PROBLEM: Search the records for "name". Copy every line where it appears.

-- BEGIN MATERIAL --

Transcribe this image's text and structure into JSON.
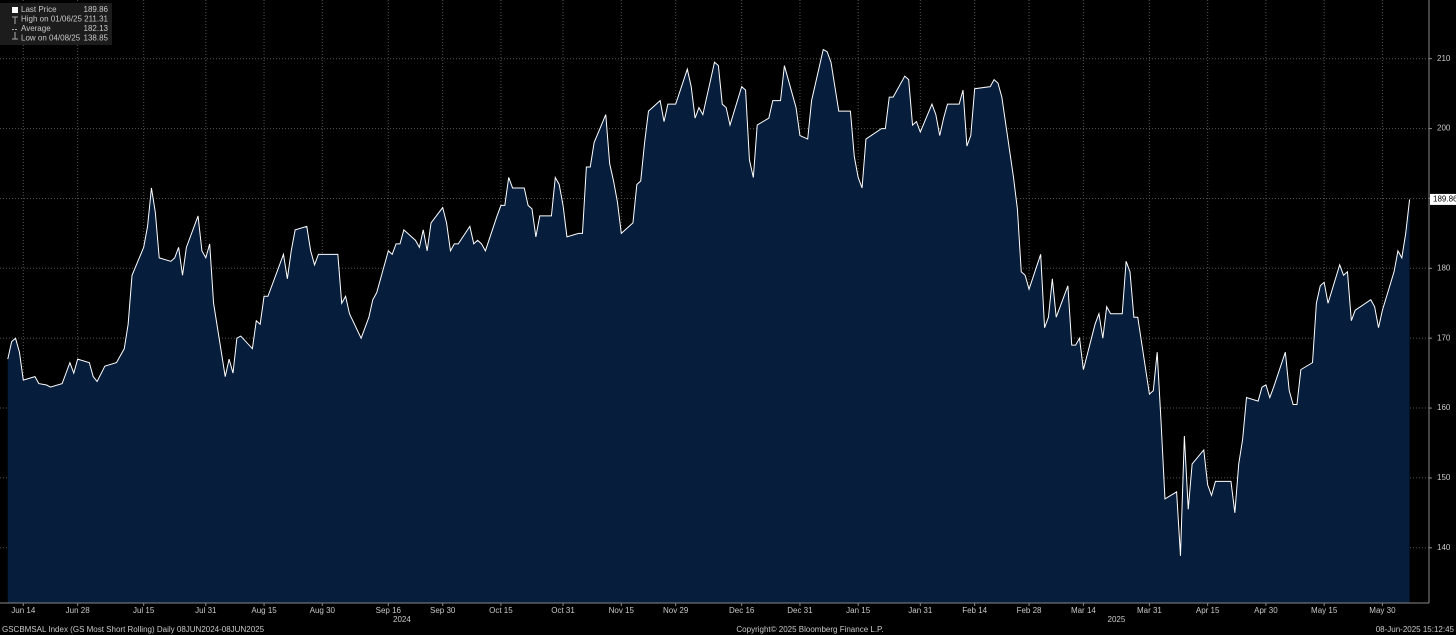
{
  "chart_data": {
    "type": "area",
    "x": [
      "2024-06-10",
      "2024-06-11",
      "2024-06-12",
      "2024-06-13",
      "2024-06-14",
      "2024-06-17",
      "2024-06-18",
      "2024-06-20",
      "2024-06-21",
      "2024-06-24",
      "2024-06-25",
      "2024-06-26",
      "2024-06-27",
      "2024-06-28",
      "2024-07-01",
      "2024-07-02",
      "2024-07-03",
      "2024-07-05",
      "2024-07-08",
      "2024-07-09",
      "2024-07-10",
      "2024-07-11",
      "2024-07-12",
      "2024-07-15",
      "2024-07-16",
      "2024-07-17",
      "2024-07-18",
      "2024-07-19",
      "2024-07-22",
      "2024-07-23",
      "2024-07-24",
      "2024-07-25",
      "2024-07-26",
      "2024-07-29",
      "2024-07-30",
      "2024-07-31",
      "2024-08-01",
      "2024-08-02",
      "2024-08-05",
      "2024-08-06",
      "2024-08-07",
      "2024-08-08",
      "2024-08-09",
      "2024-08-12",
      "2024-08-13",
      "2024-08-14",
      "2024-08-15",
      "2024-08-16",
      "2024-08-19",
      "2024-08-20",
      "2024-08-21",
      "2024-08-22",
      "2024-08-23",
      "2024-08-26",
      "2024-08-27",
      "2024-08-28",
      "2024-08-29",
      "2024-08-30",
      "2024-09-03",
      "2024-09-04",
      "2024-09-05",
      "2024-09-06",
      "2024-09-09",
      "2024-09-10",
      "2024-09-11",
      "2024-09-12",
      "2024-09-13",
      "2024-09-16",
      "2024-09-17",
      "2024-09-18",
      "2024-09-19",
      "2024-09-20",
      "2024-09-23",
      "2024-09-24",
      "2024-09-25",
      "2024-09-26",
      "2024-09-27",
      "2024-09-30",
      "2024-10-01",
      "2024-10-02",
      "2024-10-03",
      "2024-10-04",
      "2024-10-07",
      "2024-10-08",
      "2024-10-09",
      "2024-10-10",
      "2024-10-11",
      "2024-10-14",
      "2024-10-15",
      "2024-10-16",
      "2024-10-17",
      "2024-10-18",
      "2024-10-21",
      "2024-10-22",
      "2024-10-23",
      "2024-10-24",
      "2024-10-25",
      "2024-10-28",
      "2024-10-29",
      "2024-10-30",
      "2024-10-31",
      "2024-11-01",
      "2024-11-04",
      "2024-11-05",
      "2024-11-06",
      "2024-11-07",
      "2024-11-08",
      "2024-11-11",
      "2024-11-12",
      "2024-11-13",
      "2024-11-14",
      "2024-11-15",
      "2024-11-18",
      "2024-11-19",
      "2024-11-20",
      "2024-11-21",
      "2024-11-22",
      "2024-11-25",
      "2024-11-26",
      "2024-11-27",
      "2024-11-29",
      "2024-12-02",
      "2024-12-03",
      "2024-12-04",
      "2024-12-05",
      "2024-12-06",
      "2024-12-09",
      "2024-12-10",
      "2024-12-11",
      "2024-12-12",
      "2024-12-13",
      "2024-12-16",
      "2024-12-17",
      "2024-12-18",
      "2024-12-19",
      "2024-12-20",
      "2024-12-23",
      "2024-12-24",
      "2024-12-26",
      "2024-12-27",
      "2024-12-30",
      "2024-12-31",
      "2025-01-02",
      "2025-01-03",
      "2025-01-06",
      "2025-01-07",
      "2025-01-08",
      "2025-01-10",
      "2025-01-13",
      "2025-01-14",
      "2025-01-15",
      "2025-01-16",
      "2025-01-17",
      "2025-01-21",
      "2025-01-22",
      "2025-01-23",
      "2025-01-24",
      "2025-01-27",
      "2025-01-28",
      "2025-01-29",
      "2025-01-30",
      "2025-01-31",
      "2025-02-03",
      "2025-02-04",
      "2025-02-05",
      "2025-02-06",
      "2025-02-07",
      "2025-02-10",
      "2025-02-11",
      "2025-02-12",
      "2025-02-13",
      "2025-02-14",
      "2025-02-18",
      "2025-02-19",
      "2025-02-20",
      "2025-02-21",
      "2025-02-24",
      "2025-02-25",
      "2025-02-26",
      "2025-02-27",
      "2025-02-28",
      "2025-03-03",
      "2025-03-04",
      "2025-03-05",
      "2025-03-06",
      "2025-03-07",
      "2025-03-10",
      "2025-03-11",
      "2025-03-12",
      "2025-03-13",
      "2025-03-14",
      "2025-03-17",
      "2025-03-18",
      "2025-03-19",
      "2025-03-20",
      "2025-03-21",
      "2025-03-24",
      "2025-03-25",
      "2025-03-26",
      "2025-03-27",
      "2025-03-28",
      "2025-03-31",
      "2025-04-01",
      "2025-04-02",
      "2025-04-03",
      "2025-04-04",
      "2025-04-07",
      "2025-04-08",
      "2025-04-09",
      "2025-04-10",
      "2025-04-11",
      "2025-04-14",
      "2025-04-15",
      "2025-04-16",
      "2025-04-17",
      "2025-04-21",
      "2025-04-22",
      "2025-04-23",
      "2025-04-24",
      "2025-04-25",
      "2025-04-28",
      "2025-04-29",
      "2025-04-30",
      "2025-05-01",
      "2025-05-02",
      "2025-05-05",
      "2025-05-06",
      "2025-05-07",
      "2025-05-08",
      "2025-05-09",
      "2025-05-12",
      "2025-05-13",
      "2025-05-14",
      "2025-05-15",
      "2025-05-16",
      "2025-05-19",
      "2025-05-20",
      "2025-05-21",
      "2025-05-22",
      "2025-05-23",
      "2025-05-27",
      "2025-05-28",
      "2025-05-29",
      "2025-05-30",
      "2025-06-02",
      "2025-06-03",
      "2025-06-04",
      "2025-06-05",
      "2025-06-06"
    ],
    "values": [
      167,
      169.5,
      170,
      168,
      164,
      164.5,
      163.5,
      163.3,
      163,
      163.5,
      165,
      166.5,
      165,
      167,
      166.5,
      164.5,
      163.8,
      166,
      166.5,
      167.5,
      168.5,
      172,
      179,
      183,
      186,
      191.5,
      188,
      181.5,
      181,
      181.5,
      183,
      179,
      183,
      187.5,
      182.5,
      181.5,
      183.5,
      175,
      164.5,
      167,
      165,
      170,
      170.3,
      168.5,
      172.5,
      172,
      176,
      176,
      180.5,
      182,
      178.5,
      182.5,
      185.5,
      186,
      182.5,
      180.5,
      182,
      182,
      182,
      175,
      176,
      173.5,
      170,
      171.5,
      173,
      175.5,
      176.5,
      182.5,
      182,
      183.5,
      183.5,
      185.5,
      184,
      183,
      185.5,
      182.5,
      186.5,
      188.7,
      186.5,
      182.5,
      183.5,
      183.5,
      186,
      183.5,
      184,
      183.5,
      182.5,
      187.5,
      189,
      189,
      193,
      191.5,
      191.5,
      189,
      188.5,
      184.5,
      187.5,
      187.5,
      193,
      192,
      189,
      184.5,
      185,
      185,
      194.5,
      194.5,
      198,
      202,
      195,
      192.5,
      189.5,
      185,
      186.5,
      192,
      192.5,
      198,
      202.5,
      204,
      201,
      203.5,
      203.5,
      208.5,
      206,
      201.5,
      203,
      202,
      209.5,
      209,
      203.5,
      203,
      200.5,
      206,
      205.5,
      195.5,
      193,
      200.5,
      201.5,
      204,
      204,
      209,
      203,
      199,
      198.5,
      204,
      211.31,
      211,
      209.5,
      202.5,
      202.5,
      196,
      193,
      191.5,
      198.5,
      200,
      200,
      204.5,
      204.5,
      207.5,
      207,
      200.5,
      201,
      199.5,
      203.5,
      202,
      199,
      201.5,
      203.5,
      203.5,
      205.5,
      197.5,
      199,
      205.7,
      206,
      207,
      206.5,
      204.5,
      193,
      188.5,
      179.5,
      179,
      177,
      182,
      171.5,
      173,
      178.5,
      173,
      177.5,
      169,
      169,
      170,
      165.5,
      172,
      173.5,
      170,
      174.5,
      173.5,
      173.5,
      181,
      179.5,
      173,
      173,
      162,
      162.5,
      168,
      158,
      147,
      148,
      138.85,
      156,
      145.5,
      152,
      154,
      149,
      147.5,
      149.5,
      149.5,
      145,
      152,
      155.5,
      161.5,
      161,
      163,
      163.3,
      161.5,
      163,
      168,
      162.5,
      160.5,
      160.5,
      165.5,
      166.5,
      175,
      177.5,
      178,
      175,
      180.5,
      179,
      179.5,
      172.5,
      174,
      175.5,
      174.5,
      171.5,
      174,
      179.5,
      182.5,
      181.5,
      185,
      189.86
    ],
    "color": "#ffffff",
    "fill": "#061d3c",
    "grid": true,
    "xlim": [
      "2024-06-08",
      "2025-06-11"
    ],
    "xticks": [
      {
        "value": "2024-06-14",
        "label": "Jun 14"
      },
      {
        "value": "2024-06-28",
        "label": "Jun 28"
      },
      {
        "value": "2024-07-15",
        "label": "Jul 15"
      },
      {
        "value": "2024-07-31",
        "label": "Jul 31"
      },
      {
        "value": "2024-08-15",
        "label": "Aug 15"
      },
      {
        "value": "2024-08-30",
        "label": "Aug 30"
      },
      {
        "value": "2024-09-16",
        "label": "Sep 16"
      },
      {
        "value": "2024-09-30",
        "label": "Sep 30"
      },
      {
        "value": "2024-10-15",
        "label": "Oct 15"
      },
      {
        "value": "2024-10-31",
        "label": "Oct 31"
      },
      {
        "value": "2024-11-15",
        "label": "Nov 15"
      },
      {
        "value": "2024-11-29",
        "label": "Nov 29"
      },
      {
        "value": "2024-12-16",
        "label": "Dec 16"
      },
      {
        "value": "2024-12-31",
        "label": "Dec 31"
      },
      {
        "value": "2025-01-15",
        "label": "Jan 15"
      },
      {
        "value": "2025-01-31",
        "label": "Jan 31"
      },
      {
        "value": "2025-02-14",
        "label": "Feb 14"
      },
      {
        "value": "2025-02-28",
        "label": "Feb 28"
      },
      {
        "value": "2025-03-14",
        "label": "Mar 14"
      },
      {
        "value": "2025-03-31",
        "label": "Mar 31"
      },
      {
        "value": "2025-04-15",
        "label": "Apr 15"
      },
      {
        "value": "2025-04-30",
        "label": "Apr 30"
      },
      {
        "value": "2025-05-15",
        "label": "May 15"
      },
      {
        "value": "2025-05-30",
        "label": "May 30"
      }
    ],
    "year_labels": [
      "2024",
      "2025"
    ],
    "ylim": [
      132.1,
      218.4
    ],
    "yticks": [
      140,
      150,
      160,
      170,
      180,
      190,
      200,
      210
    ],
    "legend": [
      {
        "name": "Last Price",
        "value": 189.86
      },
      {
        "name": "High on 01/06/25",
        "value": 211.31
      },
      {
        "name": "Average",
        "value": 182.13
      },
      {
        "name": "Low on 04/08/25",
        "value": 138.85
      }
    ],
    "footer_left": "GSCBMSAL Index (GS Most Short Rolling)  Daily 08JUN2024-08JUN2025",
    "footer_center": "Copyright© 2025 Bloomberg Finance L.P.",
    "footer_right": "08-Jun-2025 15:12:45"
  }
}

-- END MATERIAL --

WRITTEN SOLUTION:
        "name": "Last Price",
        "name": "High on 01/06/25",
        "name": "Average",
        "name": "Low on 04/08/25",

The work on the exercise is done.